:: WRITTEN EXERCISE ::
Copy out every line that contains "stazione".

(Dataset records)
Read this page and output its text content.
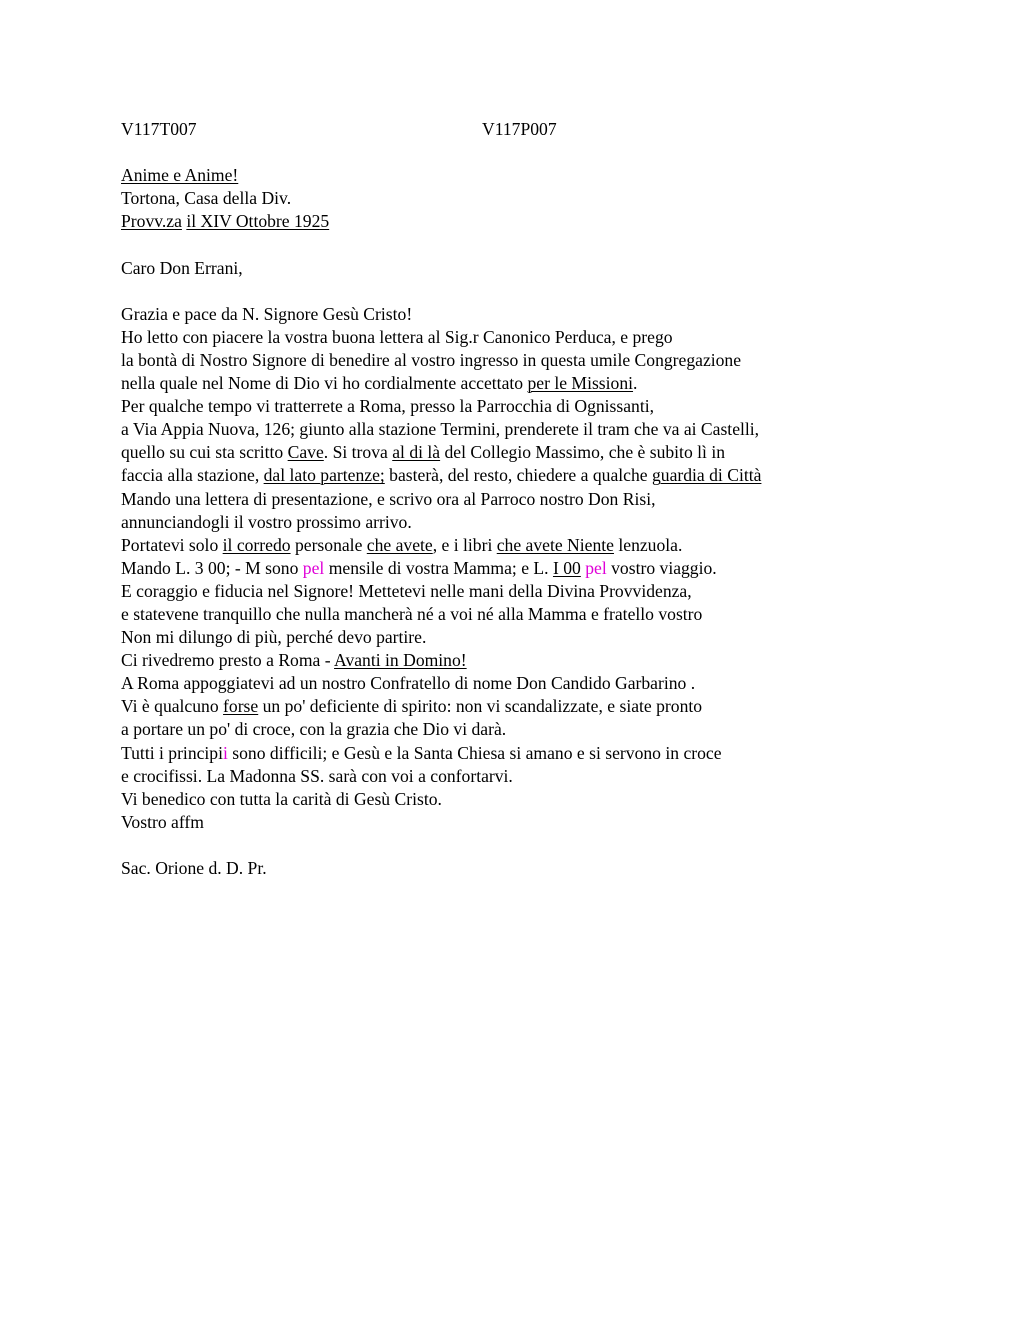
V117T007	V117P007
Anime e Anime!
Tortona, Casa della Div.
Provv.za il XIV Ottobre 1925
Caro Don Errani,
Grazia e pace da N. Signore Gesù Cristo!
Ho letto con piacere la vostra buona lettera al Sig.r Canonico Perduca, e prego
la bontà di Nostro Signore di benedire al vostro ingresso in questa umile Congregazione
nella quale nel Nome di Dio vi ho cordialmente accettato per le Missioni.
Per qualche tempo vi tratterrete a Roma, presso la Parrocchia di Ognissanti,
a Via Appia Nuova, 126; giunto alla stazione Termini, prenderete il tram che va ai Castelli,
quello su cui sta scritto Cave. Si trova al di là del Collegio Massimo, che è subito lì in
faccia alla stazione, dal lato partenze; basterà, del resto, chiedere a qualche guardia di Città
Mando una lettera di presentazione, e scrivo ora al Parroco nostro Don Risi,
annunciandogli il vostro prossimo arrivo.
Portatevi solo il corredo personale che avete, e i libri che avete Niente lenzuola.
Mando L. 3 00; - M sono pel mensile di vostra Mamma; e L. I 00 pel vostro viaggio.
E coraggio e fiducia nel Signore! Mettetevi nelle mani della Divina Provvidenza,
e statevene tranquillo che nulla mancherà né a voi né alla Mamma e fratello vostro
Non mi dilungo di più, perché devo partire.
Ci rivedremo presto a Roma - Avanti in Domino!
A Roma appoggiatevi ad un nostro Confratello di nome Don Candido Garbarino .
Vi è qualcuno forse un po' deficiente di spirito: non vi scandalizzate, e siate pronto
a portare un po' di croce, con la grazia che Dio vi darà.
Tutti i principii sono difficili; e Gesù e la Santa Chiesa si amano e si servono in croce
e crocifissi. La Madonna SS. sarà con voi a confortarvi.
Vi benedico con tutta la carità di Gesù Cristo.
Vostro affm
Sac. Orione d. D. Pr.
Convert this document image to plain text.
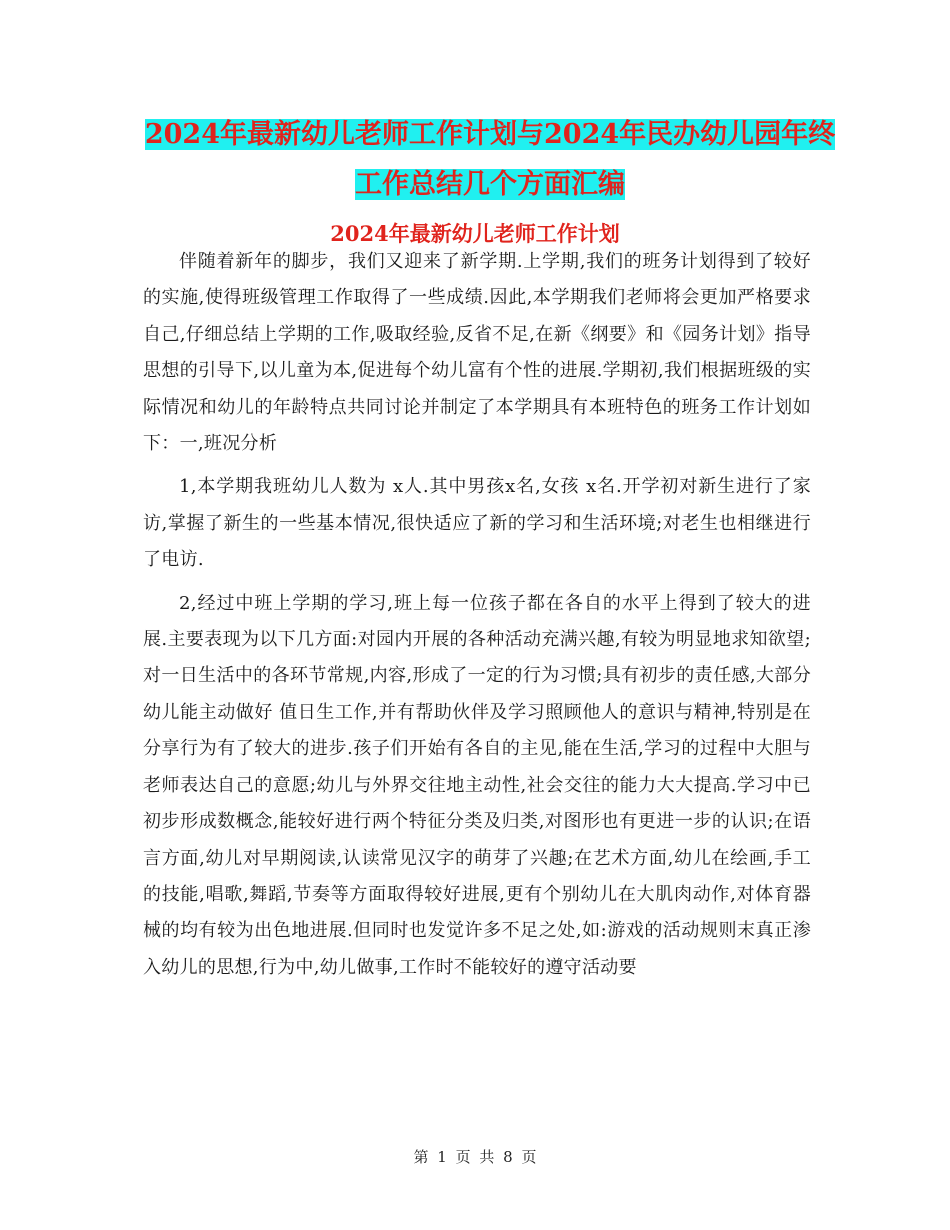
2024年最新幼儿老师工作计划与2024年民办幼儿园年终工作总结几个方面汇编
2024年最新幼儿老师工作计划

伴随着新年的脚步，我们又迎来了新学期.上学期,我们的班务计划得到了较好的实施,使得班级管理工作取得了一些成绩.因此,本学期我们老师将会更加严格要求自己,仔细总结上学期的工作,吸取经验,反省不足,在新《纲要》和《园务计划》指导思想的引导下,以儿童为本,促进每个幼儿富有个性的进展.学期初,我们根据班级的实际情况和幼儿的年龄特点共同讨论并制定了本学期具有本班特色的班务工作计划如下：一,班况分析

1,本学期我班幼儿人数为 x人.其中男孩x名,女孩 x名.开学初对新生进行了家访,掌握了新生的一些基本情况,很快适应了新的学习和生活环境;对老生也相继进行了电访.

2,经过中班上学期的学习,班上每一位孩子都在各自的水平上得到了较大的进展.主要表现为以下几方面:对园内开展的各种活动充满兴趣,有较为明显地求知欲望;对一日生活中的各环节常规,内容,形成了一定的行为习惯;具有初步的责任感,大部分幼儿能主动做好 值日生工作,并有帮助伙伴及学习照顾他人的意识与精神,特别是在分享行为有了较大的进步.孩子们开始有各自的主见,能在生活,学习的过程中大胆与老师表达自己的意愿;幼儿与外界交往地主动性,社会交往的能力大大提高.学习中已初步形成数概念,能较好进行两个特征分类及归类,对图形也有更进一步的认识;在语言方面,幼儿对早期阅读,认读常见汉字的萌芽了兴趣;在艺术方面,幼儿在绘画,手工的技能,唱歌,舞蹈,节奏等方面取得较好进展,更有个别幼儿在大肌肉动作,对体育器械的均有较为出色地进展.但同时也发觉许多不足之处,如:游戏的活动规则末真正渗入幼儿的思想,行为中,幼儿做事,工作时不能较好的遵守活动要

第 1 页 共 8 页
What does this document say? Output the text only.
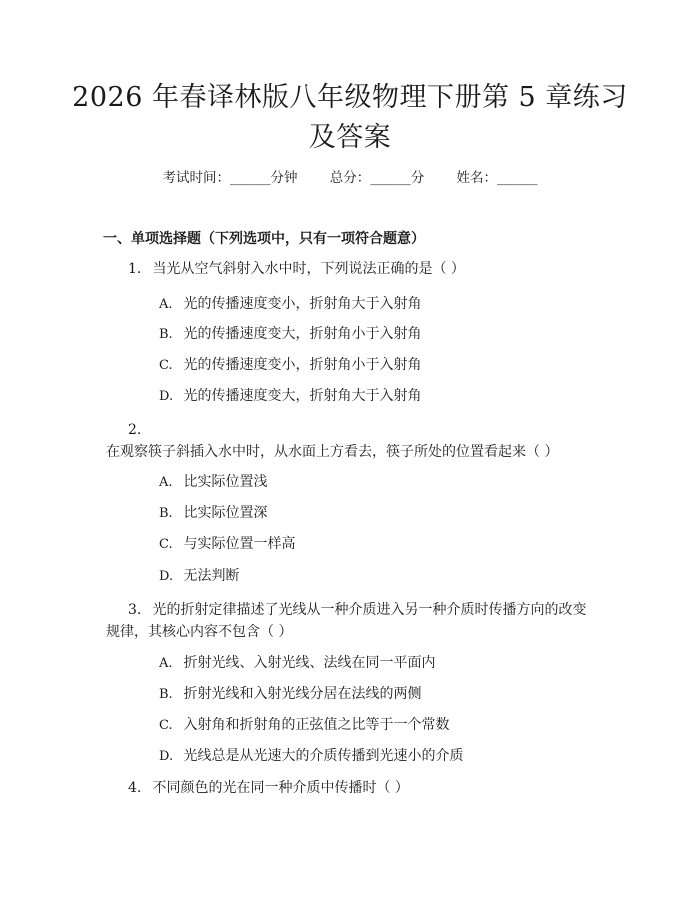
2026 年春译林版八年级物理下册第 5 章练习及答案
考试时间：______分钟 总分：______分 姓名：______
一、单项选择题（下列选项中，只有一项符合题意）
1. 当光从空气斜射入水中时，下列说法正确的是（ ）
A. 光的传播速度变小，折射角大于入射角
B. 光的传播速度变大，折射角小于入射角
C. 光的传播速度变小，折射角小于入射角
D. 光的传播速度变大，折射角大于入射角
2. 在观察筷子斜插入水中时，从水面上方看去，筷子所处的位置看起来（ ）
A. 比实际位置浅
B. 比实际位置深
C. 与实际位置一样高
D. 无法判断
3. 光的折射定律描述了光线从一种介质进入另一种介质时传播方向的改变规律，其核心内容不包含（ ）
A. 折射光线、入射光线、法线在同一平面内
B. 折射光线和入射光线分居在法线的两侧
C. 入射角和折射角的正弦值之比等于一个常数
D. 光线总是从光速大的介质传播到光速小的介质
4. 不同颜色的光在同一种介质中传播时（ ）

:: IN RESPONSE ::
a Via Appia Nuova, 126; giunto alla stazione Termini, prenderete il tram che va ai Castelli,
faccia alla stazione, dal lato partenze; basterà, del resto, chiedere a qualche guardia di Città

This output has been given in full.